Exercise directions: Lines containing the string "signal" are to be counted; report only how many there are.

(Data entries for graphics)
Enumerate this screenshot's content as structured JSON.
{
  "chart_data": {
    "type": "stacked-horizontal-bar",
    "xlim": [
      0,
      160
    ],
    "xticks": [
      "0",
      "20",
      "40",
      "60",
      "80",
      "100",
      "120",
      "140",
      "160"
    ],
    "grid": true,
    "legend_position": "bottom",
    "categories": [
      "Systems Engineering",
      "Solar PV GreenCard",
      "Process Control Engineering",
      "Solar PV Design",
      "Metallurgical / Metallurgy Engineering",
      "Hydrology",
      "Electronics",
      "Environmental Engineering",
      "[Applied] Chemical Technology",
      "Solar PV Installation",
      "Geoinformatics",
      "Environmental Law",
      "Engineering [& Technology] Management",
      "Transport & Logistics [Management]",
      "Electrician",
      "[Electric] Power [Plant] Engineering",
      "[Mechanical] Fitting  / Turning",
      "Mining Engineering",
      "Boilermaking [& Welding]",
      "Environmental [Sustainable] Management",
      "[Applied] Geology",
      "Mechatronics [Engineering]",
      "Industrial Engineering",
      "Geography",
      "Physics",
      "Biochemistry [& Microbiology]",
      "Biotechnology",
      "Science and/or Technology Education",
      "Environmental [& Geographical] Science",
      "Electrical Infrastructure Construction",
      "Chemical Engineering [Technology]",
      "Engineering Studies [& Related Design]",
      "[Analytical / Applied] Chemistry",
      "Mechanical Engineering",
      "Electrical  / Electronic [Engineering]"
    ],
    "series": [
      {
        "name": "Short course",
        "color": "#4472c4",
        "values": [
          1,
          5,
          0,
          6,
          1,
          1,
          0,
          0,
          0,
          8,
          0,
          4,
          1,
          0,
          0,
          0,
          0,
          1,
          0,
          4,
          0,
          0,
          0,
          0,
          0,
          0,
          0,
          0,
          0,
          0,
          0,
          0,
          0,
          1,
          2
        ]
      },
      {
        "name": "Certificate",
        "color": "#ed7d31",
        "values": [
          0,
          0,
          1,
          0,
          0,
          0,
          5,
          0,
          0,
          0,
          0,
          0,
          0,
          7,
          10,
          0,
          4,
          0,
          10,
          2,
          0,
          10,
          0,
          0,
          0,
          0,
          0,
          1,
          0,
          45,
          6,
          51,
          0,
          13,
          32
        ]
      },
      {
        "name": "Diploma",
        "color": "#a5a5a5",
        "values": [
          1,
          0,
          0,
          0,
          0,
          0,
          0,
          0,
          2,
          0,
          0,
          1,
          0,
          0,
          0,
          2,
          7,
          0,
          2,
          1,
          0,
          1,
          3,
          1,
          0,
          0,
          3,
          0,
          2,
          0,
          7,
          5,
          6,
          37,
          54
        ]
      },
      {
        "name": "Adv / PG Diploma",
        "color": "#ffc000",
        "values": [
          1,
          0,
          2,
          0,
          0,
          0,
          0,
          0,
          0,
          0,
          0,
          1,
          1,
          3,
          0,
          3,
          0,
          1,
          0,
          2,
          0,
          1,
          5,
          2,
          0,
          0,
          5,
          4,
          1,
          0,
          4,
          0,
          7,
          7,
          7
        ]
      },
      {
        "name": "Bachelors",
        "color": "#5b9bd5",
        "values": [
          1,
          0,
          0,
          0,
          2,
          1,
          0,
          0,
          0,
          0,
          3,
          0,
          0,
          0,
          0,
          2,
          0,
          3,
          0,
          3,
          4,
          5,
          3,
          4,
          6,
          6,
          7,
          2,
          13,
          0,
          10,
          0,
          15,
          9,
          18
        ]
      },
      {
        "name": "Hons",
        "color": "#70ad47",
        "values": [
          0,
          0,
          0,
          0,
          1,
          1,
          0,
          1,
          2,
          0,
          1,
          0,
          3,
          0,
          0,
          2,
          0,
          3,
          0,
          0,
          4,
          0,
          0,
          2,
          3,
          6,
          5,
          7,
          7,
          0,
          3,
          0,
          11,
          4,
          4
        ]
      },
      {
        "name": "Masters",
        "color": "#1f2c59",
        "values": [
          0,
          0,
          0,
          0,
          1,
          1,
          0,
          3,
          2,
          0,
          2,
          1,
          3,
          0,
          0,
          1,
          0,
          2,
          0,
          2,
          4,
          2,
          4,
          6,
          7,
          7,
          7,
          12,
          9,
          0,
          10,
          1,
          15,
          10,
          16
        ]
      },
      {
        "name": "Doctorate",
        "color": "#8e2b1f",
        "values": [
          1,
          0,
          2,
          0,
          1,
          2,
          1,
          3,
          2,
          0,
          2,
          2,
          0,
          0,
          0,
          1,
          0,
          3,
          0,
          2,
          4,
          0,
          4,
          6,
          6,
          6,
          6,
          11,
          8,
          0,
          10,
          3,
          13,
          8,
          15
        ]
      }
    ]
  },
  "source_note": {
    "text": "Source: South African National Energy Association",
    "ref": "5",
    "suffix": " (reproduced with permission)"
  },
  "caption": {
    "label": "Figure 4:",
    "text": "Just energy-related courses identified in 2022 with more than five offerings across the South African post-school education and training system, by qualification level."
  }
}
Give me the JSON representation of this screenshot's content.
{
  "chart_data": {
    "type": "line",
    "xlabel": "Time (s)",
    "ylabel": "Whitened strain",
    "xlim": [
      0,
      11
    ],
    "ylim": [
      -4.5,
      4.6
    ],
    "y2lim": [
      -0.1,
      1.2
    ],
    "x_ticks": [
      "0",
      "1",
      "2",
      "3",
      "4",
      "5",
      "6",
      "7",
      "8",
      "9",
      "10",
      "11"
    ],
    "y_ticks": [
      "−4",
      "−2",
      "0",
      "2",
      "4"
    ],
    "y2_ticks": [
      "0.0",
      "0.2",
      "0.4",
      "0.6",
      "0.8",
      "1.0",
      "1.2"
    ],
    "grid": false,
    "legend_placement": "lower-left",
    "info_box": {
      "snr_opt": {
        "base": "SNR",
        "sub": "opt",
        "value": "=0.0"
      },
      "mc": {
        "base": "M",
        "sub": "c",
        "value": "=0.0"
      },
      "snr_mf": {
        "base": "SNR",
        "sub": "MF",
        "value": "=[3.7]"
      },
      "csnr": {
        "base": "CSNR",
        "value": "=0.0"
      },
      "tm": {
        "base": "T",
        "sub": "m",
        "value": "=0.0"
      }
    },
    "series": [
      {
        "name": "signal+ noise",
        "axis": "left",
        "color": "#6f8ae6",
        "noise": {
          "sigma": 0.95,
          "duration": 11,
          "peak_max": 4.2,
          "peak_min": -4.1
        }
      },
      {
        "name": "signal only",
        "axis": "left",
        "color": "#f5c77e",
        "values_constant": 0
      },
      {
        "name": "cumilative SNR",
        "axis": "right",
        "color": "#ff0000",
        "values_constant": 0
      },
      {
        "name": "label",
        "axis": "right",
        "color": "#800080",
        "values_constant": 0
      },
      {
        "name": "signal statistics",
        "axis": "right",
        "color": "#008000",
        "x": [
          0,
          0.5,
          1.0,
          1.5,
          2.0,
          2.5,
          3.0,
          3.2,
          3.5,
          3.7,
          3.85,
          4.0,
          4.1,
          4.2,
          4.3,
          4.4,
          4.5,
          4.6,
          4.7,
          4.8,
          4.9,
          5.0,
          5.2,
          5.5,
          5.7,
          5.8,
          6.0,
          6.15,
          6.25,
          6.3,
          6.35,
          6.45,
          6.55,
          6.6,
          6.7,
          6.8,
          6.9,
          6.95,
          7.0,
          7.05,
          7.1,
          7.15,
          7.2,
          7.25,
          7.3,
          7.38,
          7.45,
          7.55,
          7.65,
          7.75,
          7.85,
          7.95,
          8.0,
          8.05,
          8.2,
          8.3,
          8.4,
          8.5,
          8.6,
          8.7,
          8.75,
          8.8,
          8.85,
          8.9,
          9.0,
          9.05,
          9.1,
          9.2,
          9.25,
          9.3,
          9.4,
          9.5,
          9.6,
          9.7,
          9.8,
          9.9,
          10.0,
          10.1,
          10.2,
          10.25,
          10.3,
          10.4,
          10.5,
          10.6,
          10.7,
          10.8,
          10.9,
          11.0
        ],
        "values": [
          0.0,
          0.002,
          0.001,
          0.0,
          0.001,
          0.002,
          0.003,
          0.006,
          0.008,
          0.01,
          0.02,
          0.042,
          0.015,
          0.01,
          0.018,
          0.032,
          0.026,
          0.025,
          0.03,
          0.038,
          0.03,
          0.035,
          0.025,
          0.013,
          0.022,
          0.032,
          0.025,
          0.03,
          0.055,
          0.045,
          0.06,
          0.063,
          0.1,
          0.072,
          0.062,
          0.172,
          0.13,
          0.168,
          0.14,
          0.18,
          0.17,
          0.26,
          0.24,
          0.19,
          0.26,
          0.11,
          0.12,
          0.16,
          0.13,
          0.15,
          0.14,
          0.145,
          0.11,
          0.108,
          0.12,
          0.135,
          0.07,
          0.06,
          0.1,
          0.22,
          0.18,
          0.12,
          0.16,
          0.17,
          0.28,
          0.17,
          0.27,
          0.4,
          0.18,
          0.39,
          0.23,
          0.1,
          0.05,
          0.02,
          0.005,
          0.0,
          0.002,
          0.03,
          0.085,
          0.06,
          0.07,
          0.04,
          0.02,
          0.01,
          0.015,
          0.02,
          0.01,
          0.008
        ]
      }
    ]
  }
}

Result: 3